In February this year, a study on the nascent implementation of blockchain into the existing insurance system from the UK’s Institute and Faculty of Actuaries concluded that collaboration remains both the primary strength and weakness of this technology: “The excitement surrounding blockchain has not yet led to a tangible impact on the insurance industry… Blockchain adoption is a team sport relying on the collaboration of multiple stakeholders… The insurance industry, in turn, needs to collaborate to formulate blockchain standards and to ensure interoperability between different solutions.”
In cases where blockchain adoption accelerates, its ability to offer a single point of truth opens the doors to full transparency and strengthened partnerships between insurtechs and incumbents, insurers and their customers. Everyone knows they are looking at the same information about policyholders, their terms and even their claims, eliminating data duplication and pulling the rug out beneath traditional fraud activity. Organisations on the periphery of the process also benefit greatly; after all, the fundamentals of blockchain ensure no direct, one-on-one relationship is necessary.
“Reinsurers can have real-time access so they can understand their exposures,” Wales says. “Medical service providers can input details of services and get real-time feedback on claims and payments.”

- _WHAT THE TASK ASKS_
In the passage on blockchain in insurance, reproduce the wording starting with "In cases where" and going on through "relationship is necessary.".

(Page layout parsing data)
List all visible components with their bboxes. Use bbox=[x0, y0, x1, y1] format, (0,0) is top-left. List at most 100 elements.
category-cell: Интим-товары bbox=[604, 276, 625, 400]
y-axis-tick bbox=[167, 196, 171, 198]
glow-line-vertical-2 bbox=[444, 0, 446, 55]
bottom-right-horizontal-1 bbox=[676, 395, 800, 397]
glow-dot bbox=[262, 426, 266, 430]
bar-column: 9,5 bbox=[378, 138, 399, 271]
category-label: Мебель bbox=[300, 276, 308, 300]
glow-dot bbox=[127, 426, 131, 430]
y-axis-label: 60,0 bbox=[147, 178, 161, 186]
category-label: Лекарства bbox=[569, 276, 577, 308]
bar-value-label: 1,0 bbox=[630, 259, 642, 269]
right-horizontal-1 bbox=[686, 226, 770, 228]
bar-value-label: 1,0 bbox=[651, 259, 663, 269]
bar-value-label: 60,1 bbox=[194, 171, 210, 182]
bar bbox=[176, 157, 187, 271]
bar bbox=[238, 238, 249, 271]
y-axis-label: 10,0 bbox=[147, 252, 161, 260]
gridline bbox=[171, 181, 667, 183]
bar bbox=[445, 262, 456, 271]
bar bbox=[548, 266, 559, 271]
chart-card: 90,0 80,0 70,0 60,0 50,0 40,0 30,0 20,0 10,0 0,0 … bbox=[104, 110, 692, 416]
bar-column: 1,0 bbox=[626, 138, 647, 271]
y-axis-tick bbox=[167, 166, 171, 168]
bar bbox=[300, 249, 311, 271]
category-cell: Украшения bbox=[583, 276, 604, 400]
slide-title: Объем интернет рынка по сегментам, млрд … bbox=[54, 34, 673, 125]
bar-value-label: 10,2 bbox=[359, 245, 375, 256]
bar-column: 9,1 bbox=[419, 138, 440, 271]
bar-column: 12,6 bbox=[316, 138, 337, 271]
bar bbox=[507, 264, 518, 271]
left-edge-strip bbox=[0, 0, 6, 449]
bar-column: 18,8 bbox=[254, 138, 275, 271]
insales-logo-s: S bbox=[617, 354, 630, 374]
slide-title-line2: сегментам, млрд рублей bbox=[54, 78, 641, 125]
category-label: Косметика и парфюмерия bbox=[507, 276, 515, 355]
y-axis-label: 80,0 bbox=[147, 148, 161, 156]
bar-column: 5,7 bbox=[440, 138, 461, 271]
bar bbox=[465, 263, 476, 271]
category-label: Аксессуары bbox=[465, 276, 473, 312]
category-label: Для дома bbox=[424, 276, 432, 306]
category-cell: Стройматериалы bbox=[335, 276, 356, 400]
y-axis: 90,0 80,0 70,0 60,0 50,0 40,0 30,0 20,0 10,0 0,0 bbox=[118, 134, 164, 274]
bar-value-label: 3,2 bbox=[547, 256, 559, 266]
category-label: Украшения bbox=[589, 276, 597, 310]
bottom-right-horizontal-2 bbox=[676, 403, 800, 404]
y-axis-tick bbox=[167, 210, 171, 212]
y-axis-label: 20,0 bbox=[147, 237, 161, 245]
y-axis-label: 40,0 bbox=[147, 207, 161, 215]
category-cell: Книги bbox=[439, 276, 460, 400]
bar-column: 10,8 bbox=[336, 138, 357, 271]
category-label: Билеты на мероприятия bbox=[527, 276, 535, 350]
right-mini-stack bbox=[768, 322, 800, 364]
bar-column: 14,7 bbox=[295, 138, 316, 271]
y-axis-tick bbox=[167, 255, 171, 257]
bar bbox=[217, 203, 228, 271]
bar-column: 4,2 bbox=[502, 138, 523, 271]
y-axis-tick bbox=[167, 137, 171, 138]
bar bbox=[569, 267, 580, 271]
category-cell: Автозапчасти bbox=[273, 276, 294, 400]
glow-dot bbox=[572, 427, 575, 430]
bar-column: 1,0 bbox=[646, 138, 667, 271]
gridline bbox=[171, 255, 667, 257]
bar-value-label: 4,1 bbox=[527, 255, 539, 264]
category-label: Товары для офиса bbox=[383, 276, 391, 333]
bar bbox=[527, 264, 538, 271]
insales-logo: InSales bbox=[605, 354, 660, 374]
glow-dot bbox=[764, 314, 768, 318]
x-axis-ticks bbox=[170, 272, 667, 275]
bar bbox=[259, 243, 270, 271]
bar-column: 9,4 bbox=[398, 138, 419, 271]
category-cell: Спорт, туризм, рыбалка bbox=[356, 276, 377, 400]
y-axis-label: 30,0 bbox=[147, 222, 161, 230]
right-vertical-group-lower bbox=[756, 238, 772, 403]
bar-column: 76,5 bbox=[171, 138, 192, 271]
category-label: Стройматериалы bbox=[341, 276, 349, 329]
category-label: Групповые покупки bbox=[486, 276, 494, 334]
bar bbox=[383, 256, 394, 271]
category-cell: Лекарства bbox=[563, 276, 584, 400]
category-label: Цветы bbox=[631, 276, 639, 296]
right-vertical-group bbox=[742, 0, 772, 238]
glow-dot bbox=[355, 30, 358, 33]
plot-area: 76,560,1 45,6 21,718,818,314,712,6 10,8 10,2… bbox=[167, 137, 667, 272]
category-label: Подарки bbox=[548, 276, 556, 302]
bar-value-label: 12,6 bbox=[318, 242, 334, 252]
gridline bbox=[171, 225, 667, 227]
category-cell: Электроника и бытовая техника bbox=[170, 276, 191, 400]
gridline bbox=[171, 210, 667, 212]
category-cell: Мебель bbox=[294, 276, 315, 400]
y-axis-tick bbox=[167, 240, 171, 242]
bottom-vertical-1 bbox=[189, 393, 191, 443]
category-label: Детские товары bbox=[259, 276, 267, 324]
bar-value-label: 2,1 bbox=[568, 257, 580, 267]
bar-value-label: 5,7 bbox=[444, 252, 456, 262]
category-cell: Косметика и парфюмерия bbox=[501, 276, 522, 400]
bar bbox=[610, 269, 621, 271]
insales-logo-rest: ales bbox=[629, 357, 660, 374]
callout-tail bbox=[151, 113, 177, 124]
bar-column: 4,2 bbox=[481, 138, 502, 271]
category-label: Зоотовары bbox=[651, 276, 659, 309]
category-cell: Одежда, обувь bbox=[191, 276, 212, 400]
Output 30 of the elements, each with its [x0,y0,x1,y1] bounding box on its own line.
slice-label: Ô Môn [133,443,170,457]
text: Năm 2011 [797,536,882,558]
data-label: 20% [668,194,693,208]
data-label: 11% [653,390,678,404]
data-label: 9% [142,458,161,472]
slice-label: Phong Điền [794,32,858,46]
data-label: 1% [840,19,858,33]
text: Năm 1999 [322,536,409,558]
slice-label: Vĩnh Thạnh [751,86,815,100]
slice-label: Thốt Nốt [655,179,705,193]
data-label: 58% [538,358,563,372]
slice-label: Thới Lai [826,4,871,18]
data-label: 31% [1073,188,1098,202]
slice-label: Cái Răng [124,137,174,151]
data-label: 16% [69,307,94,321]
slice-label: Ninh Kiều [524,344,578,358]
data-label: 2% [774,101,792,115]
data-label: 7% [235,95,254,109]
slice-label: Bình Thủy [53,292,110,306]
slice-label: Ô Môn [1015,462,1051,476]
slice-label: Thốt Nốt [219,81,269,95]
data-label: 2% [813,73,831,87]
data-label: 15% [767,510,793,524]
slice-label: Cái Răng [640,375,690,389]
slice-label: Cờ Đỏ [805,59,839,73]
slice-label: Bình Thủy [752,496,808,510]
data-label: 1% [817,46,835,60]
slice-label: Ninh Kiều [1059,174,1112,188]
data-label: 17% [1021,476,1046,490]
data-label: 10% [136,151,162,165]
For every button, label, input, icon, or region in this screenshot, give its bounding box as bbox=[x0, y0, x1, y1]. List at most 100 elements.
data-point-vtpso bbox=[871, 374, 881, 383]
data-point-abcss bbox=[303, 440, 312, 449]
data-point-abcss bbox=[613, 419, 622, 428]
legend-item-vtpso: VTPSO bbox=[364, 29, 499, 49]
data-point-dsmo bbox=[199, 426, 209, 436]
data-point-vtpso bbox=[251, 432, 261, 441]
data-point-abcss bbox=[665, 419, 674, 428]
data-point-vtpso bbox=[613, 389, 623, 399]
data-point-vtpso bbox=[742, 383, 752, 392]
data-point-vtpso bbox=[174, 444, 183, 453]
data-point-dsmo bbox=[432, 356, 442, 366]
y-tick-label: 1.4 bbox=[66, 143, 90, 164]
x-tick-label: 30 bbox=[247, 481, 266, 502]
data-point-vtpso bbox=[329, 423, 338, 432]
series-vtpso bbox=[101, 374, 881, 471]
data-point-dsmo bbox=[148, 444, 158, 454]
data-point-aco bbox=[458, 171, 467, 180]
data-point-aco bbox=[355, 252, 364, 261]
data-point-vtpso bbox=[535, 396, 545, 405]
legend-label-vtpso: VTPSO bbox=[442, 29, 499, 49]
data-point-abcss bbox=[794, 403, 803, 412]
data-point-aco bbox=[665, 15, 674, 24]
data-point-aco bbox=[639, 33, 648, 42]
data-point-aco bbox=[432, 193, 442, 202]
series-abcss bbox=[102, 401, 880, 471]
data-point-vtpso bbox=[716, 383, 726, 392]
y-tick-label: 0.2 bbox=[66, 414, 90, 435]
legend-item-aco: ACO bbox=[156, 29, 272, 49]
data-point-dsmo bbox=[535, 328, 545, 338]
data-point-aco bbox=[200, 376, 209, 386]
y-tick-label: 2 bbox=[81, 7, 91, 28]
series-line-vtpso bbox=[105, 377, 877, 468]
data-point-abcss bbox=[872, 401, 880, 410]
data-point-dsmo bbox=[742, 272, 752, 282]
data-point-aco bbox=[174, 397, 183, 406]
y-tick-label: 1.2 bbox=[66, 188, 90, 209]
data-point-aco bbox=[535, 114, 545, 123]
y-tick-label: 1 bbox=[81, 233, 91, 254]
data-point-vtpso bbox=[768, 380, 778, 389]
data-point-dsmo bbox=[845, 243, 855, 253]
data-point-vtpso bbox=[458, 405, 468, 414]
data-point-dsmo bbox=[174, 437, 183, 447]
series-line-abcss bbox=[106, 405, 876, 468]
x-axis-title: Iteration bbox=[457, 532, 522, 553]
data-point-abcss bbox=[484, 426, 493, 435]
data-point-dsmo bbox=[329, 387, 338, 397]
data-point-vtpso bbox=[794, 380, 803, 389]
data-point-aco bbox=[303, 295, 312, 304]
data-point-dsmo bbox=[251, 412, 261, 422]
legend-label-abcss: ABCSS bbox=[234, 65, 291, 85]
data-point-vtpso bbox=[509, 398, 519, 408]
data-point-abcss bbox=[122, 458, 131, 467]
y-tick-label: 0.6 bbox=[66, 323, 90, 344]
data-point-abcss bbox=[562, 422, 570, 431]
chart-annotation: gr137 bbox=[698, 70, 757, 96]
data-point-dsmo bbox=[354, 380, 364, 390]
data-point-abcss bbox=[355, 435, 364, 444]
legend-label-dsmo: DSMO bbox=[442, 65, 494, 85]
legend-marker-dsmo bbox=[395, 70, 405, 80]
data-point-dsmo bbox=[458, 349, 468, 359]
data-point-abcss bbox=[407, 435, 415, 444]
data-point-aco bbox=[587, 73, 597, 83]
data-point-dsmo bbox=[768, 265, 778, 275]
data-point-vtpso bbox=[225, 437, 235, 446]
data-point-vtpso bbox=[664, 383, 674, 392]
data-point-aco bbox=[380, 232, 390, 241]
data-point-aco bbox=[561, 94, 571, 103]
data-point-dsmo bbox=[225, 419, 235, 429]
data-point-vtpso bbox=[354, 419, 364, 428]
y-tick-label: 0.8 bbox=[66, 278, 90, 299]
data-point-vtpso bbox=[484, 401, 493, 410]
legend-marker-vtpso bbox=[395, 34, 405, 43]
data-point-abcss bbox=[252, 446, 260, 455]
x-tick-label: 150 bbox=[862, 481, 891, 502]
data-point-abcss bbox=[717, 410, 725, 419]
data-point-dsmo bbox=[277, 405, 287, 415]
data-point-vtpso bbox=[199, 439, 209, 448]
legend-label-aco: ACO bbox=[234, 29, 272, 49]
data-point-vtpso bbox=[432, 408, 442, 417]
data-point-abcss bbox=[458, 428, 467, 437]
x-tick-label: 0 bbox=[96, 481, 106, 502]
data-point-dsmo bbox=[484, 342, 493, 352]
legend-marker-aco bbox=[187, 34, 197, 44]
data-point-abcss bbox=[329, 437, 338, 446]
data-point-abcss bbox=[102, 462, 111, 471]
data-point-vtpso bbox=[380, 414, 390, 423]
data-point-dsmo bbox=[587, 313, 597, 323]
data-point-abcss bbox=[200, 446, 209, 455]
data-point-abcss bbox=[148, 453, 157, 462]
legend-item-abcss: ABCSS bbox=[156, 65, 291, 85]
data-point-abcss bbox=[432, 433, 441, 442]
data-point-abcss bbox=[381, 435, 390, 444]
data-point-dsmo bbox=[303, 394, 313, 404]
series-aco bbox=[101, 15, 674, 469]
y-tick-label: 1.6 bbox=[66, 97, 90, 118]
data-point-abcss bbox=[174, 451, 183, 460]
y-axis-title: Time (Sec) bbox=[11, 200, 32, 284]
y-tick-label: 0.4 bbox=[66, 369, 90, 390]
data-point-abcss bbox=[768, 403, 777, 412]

- _SOLUTION_
In cases where blockchain adoption accelerates, its ability to offer a single point of truth opens the doors to full transparency and strengthened partnerships between insurtechs and incumbents, insurers and their customers. Everyone knows they are looking at the same information about policyholders, their terms and even their claims, eliminating data duplication and pulling the rug out beneath traditional fraud activity. Organisations on the periphery of the process also benefit greatly; after all, the fundamentals of blockchain ensure no direct, one-on-one relationship is necessary.